(What is required)
Repeat the records in full and exactly, omitting pictures.

>> START

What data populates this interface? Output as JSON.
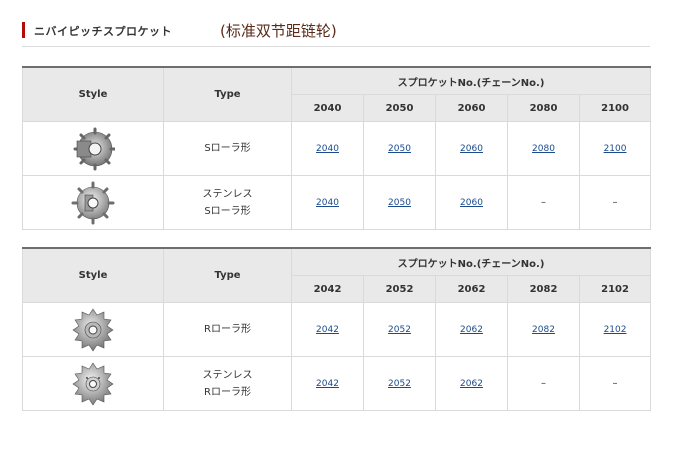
{
  "header": {
    "title": "ニバイピッチスプロケット",
    "subtitle": "(标准双节距链轮)"
  },
  "tables": [
    {
      "style_header": "Style",
      "type_header": "Type",
      "group_header": "スプロケットNo.(チェーンNo.)",
      "chains": [
        "2040",
        "2050",
        "2060",
        "2080",
        "2100"
      ],
      "rows": [
        {
          "icon": "sprocket-hub-icon",
          "type": [
            "Sローラ形"
          ],
          "cells": [
            "2040",
            "2050",
            "2060",
            "2080",
            "2100"
          ]
        },
        {
          "icon": "sprocket-stainless-icon",
          "type": [
            "ステンレス",
            "Sローラ形"
          ],
          "cells": [
            "2040",
            "2050",
            "2060",
            "–",
            "–"
          ]
        }
      ]
    },
    {
      "style_header": "Style",
      "type_header": "Type",
      "group_header": "スプロケットNo.(チェーンNo.)",
      "chains": [
        "2042",
        "2052",
        "2062",
        "2082",
        "2102"
      ],
      "rows": [
        {
          "icon": "sprocket-r-icon",
          "type": [
            "Rローラ形"
          ],
          "cells": [
            "2042",
            "2052",
            "2062",
            "2082",
            "2102"
          ]
        },
        {
          "icon": "sprocket-r-stainless-icon",
          "type": [
            "ステンレス",
            "Rローラ形"
          ],
          "cells": [
            "2042",
            "2052",
            "2062",
            "–",
            "–"
          ]
        }
      ]
    }
  ],
  "colors": {
    "accent": "#b50a0a",
    "link": "#1b4a8c",
    "header_bg": "#e9e9e9"
  }
}
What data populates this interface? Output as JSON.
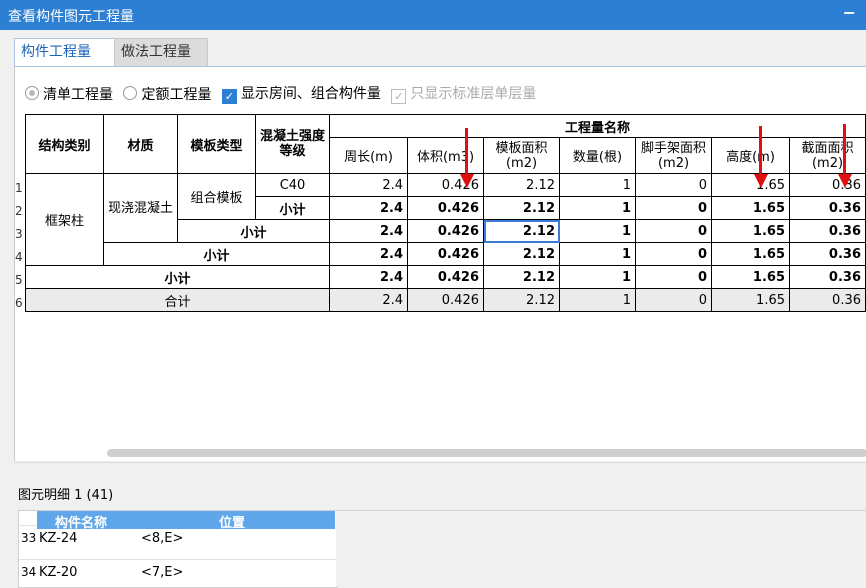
{
  "window": {
    "title": "查看构件图元工程量",
    "minimize": "−"
  },
  "tabs": [
    {
      "label": "构件工程量",
      "active": true
    },
    {
      "label": "做法工程量",
      "active": false
    }
  ],
  "options": {
    "radio_list": "清单工程量",
    "radio_quota": "定额工程量",
    "check_rooms": "显示房间、组合构件量",
    "check_std": "只显示标准层单层量"
  },
  "table": {
    "headers": {
      "struct": "结构类别",
      "material": "材质",
      "formwork": "模板类型",
      "concrete": "混凝土强度等级",
      "group": "工程量名称",
      "cols": [
        "周长(m)",
        "体积(m3)",
        "模板面积(m2)",
        "数量(根)",
        "脚手架面积(m2)",
        "高度(m)",
        "截面面积(m2)"
      ]
    },
    "row_numbers": [
      "1",
      "2",
      "3",
      "4",
      "5",
      "6"
    ],
    "struct_label": "框架柱",
    "material_label": "现浇混凝土",
    "formwork_label": "组合模板",
    "concrete_label": "C40",
    "subtotal": "小计",
    "total": "合计",
    "rows": [
      [
        "2.4",
        "0.426",
        "2.12",
        "1",
        "0",
        "1.65",
        "0.36"
      ],
      [
        "2.4",
        "0.426",
        "2.12",
        "1",
        "0",
        "1.65",
        "0.36"
      ],
      [
        "2.4",
        "0.426",
        "2.12",
        "1",
        "0",
        "1.65",
        "0.36"
      ],
      [
        "2.4",
        "0.426",
        "2.12",
        "1",
        "0",
        "1.65",
        "0.36"
      ],
      [
        "2.4",
        "0.426",
        "2.12",
        "1",
        "0",
        "1.65",
        "0.36"
      ],
      [
        "2.4",
        "0.426",
        "2.12",
        "1",
        "0",
        "1.65",
        "0.36"
      ]
    ]
  },
  "detail": {
    "title": "图元明细  1 (41)",
    "headers": {
      "name": "构件名称",
      "position": "位置"
    },
    "rows": [
      {
        "num": "33",
        "name": "KZ-24",
        "position": "<8,E>"
      },
      {
        "num": "34",
        "name": "KZ-20",
        "position": "<7,E>"
      }
    ]
  },
  "colors": {
    "title_bar": "#2d7fd3",
    "accent": "#2d7fd3",
    "arrow": "#e01010"
  }
}
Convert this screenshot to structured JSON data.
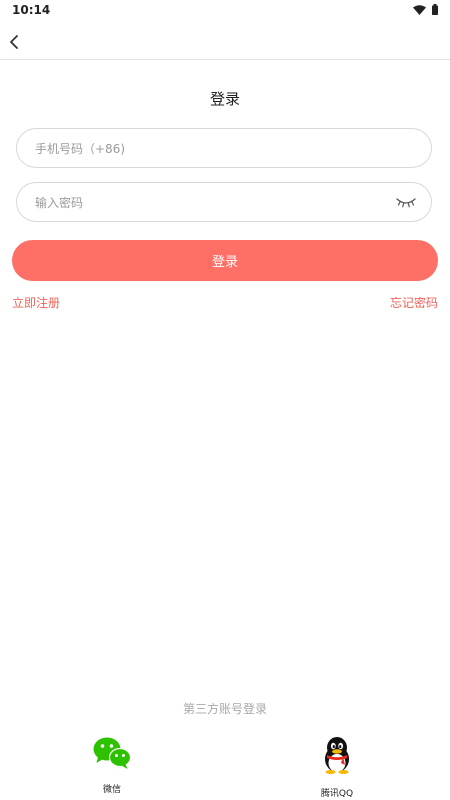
{
  "status_bar": {
    "time": "10:14"
  },
  "header": {
    "back_icon": "chevron-left-icon"
  },
  "title": "登录",
  "phone": {
    "placeholder": "手机号码（+86)",
    "value": ""
  },
  "password": {
    "placeholder": "输入密码",
    "value": "",
    "toggle_icon": "eye-closed-icon"
  },
  "login_button": {
    "label": "登录",
    "color": "#fe6f66"
  },
  "links": {
    "register": "立即注册",
    "forgot": "忘记密码",
    "color": "#f0625a"
  },
  "third_party": {
    "title": "第三方账号登录",
    "providers": [
      {
        "label": "微信",
        "icon": "wechat-icon"
      },
      {
        "label": "腾讯QQ",
        "icon": "qq-icon"
      }
    ]
  }
}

>> END

(Answer to the problem)
What data populates this interface? Output as JSON.
{
  "header": {
    "title": "ニバイピッチスプロケット",
    "subtitle": "(标准双节距链轮)"
  },
  "tables": [
    {
      "style_header": "Style",
      "type_header": "Type",
      "group_header": "スプロケットNo.(チェーンNo.)",
      "chains": [
        "2040",
        "2050",
        "2060",
        "2080",
        "2100"
      ],
      "rows": [
        {
          "icon": "sprocket-hub-icon",
          "type": [
            "Sローラ形"
          ],
          "cells": [
            "2040",
            "2050",
            "2060",
            "2080",
            "2100"
          ]
        },
        {
          "icon": "sprocket-stainless-icon",
          "type": [
            "ステンレス",
            "Sローラ形"
          ],
          "cells": [
            "2040",
            "2050",
            "2060",
            "–",
            "–"
          ]
        }
      ]
    },
    {
      "style_header": "Style",
      "type_header": "Type",
      "group_header": "スプロケットNo.(チェーンNo.)",
      "chains": [
        "2042",
        "2052",
        "2062",
        "2082",
        "2102"
      ],
      "rows": [
        {
          "icon": "sprocket-r-icon",
          "type": [
            "Rローラ形"
          ],
          "cells": [
            "2042",
            "2052",
            "2062",
            "2082",
            "2102"
          ]
        },
        {
          "icon": "sprocket-r-stainless-icon",
          "type": [
            "ステンレス",
            "Rローラ形"
          ],
          "cells": [
            "2042",
            "2052",
            "2062",
            "–",
            "–"
          ]
        }
      ]
    }
  ],
  "colors": {
    "accent": "#b50a0a",
    "link": "#1b4a8c",
    "header_bg": "#e9e9e9"
  }
}
What data populates this interface? Output as JSON.
{
  "window": {
    "title": "查看构件图元工程量",
    "minimize": "−"
  },
  "tabs": [
    {
      "label": "构件工程量",
      "active": true
    },
    {
      "label": "做法工程量",
      "active": false
    }
  ],
  "options": {
    "radio_list": "清单工程量",
    "radio_quota": "定额工程量",
    "check_rooms": "显示房间、组合构件量",
    "check_std": "只显示标准层单层量"
  },
  "table": {
    "headers": {
      "struct": "结构类别",
      "material": "材质",
      "formwork": "模板类型",
      "concrete": "混凝土强度等级",
      "group": "工程量名称",
      "cols": [
        "周长(m)",
        "体积(m3)",
        "模板面积(m2)",
        "数量(根)",
        "脚手架面积(m2)",
        "高度(m)",
        "截面面积(m2)"
      ]
    },
    "row_numbers": [
      "1",
      "2",
      "3",
      "4",
      "5",
      "6"
    ],
    "struct_label": "框架柱",
    "material_label": "现浇混凝土",
    "formwork_label": "组合模板",
    "concrete_label": "C40",
    "subtotal": "小计",
    "total": "合计",
    "rows": [
      [
        "2.4",
        "0.426",
        "2.12",
        "1",
        "0",
        "1.65",
        "0.36"
      ],
      [
        "2.4",
        "0.426",
        "2.12",
        "1",
        "0",
        "1.65",
        "0.36"
      ],
      [
        "2.4",
        "0.426",
        "2.12",
        "1",
        "0",
        "1.65",
        "0.36"
      ],
      [
        "2.4",
        "0.426",
        "2.12",
        "1",
        "0",
        "1.65",
        "0.36"
      ],
      [
        "2.4",
        "0.426",
        "2.12",
        "1",
        "0",
        "1.65",
        "0.36"
      ],
      [
        "2.4",
        "0.426",
        "2.12",
        "1",
        "0",
        "1.65",
        "0.36"
      ]
    ]
  },
  "detail": {
    "title": "图元明细  1 (41)",
    "headers": {
      "name": "构件名称",
      "position": "位置"
    },
    "rows": [
      {
        "num": "33",
        "name": "KZ-24",
        "position": "<8,E>"
      },
      {
        "num": "34",
        "name": "KZ-20",
        "position": "<7,E>"
      }
    ]
  },
  "colors": {
    "title_bar": "#2d7fd3",
    "accent": "#2d7fd3",
    "arrow": "#e01010"
  }
}
Convert this screenshot to structured JSON data.
{
  "status_bar": {
    "time": "10:14"
  },
  "header": {
    "back_icon": "chevron-left-icon"
  },
  "title": "登录",
  "phone": {
    "placeholder": "手机号码（+86)",
    "value": ""
  },
  "password": {
    "placeholder": "输入密码",
    "value": "",
    "toggle_icon": "eye-closed-icon"
  },
  "login_button": {
    "label": "登录",
    "color": "#fe6f66"
  },
  "links": {
    "register": "立即注册",
    "forgot": "忘记密码",
    "color": "#f0625a"
  },
  "third_party": {
    "title": "第三方账号登录",
    "providers": [
      {
        "label": "微信",
        "icon": "wechat-icon"
      },
      {
        "label": "腾讯QQ",
        "icon": "qq-icon"
      }
    ]
  }
}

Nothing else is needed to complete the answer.